STATED PROBLEM
Retype the records that come next, word for word.

DATA PROVIDED
-*-*-

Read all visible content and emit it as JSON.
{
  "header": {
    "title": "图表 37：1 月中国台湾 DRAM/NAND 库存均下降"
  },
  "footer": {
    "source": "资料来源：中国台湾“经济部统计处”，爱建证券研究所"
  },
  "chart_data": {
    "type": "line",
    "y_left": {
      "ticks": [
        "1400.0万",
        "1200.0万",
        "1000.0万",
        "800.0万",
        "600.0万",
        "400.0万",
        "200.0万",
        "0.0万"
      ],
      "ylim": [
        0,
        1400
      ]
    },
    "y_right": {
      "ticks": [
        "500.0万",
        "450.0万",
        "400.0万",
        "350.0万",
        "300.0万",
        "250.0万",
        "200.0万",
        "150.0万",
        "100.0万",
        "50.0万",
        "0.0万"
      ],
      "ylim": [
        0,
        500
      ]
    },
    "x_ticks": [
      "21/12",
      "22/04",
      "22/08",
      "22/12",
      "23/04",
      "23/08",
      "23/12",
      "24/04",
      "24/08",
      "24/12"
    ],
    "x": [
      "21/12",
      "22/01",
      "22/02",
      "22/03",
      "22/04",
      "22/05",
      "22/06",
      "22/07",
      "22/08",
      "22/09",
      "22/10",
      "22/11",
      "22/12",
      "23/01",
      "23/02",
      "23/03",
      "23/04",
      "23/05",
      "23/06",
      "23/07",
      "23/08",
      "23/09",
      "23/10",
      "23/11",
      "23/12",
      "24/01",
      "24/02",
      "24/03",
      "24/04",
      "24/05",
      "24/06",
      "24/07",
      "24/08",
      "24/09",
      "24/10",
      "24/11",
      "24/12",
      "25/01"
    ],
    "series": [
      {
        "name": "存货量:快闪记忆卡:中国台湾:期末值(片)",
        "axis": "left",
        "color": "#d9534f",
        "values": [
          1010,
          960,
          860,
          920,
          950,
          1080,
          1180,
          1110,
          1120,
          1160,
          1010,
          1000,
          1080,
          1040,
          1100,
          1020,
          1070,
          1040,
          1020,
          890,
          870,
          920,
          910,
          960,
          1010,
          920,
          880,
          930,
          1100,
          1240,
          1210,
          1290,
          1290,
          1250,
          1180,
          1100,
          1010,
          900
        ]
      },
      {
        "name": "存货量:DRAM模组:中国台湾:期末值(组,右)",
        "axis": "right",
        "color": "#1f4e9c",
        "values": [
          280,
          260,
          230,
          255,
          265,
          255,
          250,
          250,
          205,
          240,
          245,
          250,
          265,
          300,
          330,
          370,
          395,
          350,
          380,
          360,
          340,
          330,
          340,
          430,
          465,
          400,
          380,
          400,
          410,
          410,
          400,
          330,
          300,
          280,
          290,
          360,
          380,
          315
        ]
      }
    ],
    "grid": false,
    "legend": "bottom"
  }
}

-*-*-

FULL SOLUTION
Read all visible content and emit it as JSON.
{
  "header": {
    "title": "图表 37：1 月中国台湾 DRAM/NAND 库存均下降"
  },
  "footer": {
    "source": "资料来源：中国台湾“经济部统计处”，爱建证券研究所"
  },
  "chart_data": {
    "type": "line",
    "y_left": {
      "ticks": [
        "1400.0万",
        "1200.0万",
        "1000.0万",
        "800.0万",
        "600.0万",
        "400.0万",
        "200.0万",
        "0.0万"
      ],
      "ylim": [
        0,
        1400
      ]
    },
    "y_right": {
      "ticks": [
        "500.0万",
        "450.0万",
        "400.0万",
        "350.0万",
        "300.0万",
        "250.0万",
        "200.0万",
        "150.0万",
        "100.0万",
        "50.0万",
        "0.0万"
      ],
      "ylim": [
        0,
        500
      ]
    },
    "x_ticks": [
      "21/12",
      "22/04",
      "22/08",
      "22/12",
      "23/04",
      "23/08",
      "23/12",
      "24/04",
      "24/08",
      "24/12"
    ],
    "x": [
      "21/12",
      "22/01",
      "22/02",
      "22/03",
      "22/04",
      "22/05",
      "22/06",
      "22/07",
      "22/08",
      "22/09",
      "22/10",
      "22/11",
      "22/12",
      "23/01",
      "23/02",
      "23/03",
      "23/04",
      "23/05",
      "23/06",
      "23/07",
      "23/08",
      "23/09",
      "23/10",
      "23/11",
      "23/12",
      "24/01",
      "24/02",
      "24/03",
      "24/04",
      "24/05",
      "24/06",
      "24/07",
      "24/08",
      "24/09",
      "24/10",
      "24/11",
      "24/12",
      "25/01"
    ],
    "series": [
      {
        "name": "存货量:快闪记忆卡:中国台湾:期末值(片)",
        "axis": "left",
        "color": "#d9534f",
        "values": [
          1010,
          960,
          860,
          920,
          950,
          1080,
          1180,
          1110,
          1120,
          1160,
          1010,
          1000,
          1080,
          1040,
          1100,
          1020,
          1070,
          1040,
          1020,
          890,
          870,
          920,
          910,
          960,
          1010,
          920,
          880,
          930,
          1100,
          1240,
          1210,
          1290,
          1290,
          1250,
          1180,
          1100,
          1010,
          900
        ]
      },
      {
        "name": "存货量:DRAM模组:中国台湾:期末值(组,右)",
        "axis": "right",
        "color": "#1f4e9c",
        "values": [
          280,
          260,
          230,
          255,
          265,
          255,
          250,
          250,
          205,
          240,
          245,
          250,
          265,
          300,
          330,
          370,
          395,
          350,
          380,
          360,
          340,
          330,
          340,
          430,
          465,
          400,
          380,
          400,
          410,
          410,
          400,
          330,
          300,
          280,
          290,
          360,
          380,
          315
        ]
      }
    ],
    "grid": false,
    "legend": "bottom"
  }
}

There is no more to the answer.